### To be done
Rewrite these lines, changing every "千葉県" to "埼玉県" and leaving everything else as it is. Don't include the pictures.
** begin **
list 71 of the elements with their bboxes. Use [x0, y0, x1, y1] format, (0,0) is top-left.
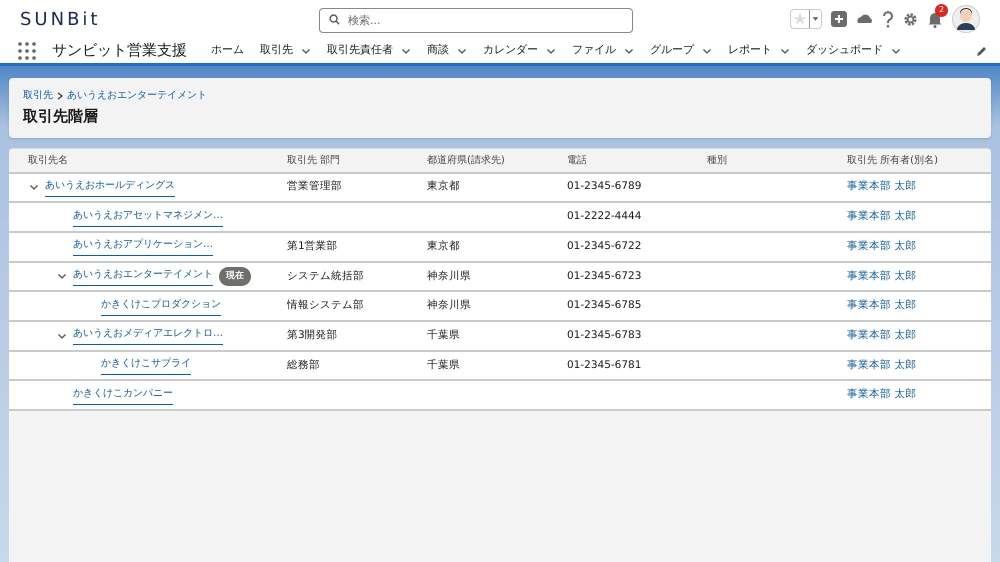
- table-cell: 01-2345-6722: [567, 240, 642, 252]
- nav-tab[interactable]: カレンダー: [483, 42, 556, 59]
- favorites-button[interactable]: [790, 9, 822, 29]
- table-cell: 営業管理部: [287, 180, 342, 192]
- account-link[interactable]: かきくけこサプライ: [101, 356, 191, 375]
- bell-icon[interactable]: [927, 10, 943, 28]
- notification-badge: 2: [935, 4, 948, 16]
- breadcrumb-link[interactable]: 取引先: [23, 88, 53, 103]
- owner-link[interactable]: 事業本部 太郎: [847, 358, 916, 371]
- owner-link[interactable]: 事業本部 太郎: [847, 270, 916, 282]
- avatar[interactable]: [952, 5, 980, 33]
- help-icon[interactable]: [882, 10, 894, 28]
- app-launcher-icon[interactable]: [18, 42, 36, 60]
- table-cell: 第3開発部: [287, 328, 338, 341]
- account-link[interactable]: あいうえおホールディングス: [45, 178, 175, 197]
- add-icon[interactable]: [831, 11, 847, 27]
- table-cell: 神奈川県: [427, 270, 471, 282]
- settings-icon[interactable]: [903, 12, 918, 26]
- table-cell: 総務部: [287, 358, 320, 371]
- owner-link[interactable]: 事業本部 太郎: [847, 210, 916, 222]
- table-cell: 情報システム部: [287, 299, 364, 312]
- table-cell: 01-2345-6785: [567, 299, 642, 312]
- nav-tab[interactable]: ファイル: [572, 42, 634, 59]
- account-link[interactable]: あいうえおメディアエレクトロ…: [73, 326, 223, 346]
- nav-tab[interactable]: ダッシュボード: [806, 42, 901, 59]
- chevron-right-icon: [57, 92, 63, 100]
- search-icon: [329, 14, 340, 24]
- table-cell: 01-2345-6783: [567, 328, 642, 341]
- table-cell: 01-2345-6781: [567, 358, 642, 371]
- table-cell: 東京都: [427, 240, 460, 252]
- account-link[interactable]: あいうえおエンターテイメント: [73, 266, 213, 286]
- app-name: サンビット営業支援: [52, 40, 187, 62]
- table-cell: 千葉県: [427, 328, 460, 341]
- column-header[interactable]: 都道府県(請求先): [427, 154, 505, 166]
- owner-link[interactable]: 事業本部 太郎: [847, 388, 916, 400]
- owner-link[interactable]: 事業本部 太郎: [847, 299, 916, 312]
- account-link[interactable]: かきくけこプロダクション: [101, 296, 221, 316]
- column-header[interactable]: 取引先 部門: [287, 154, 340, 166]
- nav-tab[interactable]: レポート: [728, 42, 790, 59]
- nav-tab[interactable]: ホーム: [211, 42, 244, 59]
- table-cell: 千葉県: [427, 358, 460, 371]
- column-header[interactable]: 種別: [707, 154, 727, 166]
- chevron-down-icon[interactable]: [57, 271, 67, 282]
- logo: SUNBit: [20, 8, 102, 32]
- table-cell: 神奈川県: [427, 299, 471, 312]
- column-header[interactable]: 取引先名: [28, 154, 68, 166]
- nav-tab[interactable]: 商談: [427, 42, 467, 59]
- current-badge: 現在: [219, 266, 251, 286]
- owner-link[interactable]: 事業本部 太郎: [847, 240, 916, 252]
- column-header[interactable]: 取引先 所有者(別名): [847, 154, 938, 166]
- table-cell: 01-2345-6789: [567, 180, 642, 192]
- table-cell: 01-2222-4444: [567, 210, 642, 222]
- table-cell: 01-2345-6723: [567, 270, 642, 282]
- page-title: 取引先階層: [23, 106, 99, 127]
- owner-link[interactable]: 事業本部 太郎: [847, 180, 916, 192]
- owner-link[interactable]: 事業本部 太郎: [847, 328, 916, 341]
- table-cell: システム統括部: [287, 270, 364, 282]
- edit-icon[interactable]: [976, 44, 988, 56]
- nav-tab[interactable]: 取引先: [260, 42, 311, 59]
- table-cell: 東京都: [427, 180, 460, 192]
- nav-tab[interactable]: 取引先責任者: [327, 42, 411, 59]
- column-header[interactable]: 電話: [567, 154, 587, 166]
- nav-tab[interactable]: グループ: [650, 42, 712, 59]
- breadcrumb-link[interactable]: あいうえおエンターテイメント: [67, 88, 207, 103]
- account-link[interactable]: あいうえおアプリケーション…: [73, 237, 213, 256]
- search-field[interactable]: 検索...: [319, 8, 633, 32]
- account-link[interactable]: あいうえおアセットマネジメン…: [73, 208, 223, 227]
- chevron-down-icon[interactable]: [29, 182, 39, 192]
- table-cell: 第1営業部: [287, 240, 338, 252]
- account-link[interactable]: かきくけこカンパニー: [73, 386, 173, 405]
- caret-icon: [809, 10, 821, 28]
** end **
### Response to the exercise
list 71 of the elements with their bboxes. Use [x0, y0, x1, y1] format, (0,0) is top-left.
- table-cell: 01-2345-6722: [567, 240, 642, 252]
- nav-tab[interactable]: カレンダー: [483, 42, 556, 59]
- favorites-button[interactable]: [790, 9, 822, 29]
- table-cell: 営業管理部: [287, 180, 342, 192]
- account-link[interactable]: かきくけこサプライ: [101, 356, 191, 375]
- bell-icon[interactable]: [927, 10, 943, 28]
- notification-badge: 2: [935, 4, 948, 16]
- breadcrumb-link[interactable]: 取引先: [23, 88, 53, 103]
- owner-link[interactable]: 事業本部 太郎: [847, 358, 916, 371]
- owner-link[interactable]: 事業本部 太郎: [847, 270, 916, 282]
- avatar[interactable]: [952, 5, 980, 33]
- help-icon[interactable]: [882, 10, 894, 28]
- app-launcher-icon[interactable]: [18, 42, 36, 60]
- table-cell: 第3開発部: [287, 328, 338, 341]
- account-link[interactable]: あいうえおホールディングス: [45, 178, 175, 197]
- add-icon[interactable]: [831, 11, 847, 27]
- table-cell: 神奈川県: [427, 270, 471, 282]
- settings-icon[interactable]: [903, 12, 918, 26]
- table-cell: 総務部: [287, 358, 320, 371]
- owner-link[interactable]: 事業本部 太郎: [847, 210, 916, 222]
- table-cell: 情報システム部: [287, 299, 364, 312]
- table-cell: 01-2345-6785: [567, 299, 642, 312]
- nav-tab[interactable]: ファイル: [572, 42, 634, 59]
- account-link[interactable]: あいうえおメディアエレクトロ…: [73, 326, 223, 346]
- nav-tab[interactable]: ダッシュボード: [806, 42, 901, 59]
- chevron-right-icon: [57, 92, 63, 100]
- search-icon: [329, 14, 340, 24]
- table-cell: 01-2345-6783: [567, 328, 642, 341]
- table-cell: 01-2345-6781: [567, 358, 642, 371]
- table-cell: 東京都: [427, 240, 460, 252]
- account-link[interactable]: あいうえおエンターテイメント: [73, 266, 213, 286]
- app-name: サンビット営業支援: [52, 40, 187, 62]
- table-cell: 埼玉県: [427, 328, 460, 341]
- column-header[interactable]: 都道府県(請求先): [427, 154, 505, 166]
- owner-link[interactable]: 事業本部 太郎: [847, 388, 916, 400]
- owner-link[interactable]: 事業本部 太郎: [847, 299, 916, 312]
- account-link[interactable]: かきくけこプロダクション: [101, 296, 221, 316]
- column-header[interactable]: 取引先 部門: [287, 154, 340, 166]
- nav-tab[interactable]: レポート: [728, 42, 790, 59]
- nav-tab[interactable]: ホーム: [211, 42, 244, 59]
- table-cell: 埼玉県: [427, 358, 460, 371]
- column-header[interactable]: 種別: [707, 154, 727, 166]
- chevron-down-icon[interactable]: [57, 271, 67, 282]
- logo: SUNBit: [20, 8, 102, 32]
- table-cell: 神奈川県: [427, 299, 471, 312]
- column-header[interactable]: 取引先名: [28, 154, 68, 166]
- nav-tab[interactable]: 商談: [427, 42, 467, 59]
- current-badge: 現在: [219, 266, 251, 286]
- owner-link[interactable]: 事業本部 太郎: [847, 240, 916, 252]
- column-header[interactable]: 取引先 所有者(別名): [847, 154, 938, 166]
- table-cell: 01-2345-6789: [567, 180, 642, 192]
- table-cell: 01-2222-4444: [567, 210, 642, 222]
- table-cell: 01-2345-6723: [567, 270, 642, 282]
- page-title: 取引先階層: [23, 106, 99, 127]
- owner-link[interactable]: 事業本部 太郎: [847, 180, 916, 192]
- owner-link[interactable]: 事業本部 太郎: [847, 328, 916, 341]
- table-cell: システム統括部: [287, 270, 364, 282]
- edit-icon[interactable]: [976, 44, 988, 56]
- nav-tab[interactable]: 取引先: [260, 42, 311, 59]
- table-cell: 東京都: [427, 180, 460, 192]
- nav-tab[interactable]: 取引先責任者: [327, 42, 411, 59]
- column-header[interactable]: 電話: [567, 154, 587, 166]
- nav-tab[interactable]: グループ: [650, 42, 712, 59]
- breadcrumb-link[interactable]: あいうえおエンターテイメント: [67, 88, 207, 103]
- account-link[interactable]: あいうえおアプリケーション…: [73, 237, 213, 256]
- search-field[interactable]: 検索...: [319, 8, 633, 32]
- account-link[interactable]: あいうえおアセットマネジメン…: [73, 208, 223, 227]
- chevron-down-icon[interactable]: [29, 182, 39, 192]
- table-cell: 第1営業部: [287, 240, 338, 252]
- account-link[interactable]: かきくけこカンパニー: [73, 386, 173, 405]
- caret-icon: [809, 10, 821, 28]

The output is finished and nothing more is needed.